Task to carry out —
Looking at the listing, state how many of its lines contain the string "분리기에서". Write only the number.
====== Task data
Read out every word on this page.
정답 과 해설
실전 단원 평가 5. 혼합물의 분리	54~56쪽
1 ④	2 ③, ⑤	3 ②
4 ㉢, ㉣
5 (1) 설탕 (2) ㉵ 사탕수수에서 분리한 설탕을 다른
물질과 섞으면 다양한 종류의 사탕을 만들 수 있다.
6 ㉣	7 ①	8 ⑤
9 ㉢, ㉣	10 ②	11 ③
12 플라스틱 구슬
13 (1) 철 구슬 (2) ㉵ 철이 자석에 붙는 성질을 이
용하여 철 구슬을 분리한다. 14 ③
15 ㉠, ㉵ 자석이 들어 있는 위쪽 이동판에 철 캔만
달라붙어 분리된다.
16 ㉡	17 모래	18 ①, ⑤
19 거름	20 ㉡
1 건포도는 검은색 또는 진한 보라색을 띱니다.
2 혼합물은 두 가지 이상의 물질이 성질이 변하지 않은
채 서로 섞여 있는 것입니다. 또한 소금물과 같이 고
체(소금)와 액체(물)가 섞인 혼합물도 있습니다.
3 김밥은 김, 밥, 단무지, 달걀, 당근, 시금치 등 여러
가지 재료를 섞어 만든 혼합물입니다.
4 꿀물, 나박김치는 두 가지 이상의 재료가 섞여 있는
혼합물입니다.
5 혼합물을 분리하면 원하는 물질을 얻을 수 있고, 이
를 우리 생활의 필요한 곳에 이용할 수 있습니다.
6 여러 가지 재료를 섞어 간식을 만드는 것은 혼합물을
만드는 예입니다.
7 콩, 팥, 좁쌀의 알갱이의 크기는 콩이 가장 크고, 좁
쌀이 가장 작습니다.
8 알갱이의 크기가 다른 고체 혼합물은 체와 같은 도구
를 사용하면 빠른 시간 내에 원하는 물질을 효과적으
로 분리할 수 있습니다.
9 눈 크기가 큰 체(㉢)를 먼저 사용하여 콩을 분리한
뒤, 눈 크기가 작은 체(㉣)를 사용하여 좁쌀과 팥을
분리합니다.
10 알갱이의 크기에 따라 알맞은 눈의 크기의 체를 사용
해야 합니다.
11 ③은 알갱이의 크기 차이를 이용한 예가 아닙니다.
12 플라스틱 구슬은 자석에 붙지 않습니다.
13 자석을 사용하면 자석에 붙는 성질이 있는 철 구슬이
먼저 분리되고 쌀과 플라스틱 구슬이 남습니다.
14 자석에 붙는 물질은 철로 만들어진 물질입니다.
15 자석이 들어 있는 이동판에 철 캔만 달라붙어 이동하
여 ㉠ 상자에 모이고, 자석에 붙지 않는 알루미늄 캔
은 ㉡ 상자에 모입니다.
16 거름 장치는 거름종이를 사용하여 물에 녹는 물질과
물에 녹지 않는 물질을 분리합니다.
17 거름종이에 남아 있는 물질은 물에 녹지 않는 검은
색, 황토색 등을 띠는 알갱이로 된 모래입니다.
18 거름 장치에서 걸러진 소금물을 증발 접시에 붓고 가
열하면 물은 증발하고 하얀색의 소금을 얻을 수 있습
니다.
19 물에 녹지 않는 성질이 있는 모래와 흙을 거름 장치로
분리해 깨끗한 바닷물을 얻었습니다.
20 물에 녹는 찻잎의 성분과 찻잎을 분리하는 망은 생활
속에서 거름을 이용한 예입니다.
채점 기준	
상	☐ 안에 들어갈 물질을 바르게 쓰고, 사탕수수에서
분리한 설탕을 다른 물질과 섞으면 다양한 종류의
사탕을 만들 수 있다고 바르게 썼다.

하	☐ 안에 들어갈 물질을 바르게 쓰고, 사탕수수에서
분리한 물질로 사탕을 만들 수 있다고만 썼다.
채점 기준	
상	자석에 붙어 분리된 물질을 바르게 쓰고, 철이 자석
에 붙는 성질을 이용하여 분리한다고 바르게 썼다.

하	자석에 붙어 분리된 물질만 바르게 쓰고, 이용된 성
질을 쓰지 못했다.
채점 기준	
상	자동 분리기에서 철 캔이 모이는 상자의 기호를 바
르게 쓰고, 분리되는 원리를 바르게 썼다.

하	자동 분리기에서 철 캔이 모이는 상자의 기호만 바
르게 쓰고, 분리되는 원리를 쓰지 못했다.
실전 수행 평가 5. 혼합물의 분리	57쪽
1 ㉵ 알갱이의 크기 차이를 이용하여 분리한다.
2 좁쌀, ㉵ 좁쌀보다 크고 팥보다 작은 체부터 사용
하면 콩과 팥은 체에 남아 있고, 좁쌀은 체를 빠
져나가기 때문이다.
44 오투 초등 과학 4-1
============
Reply to the task —
2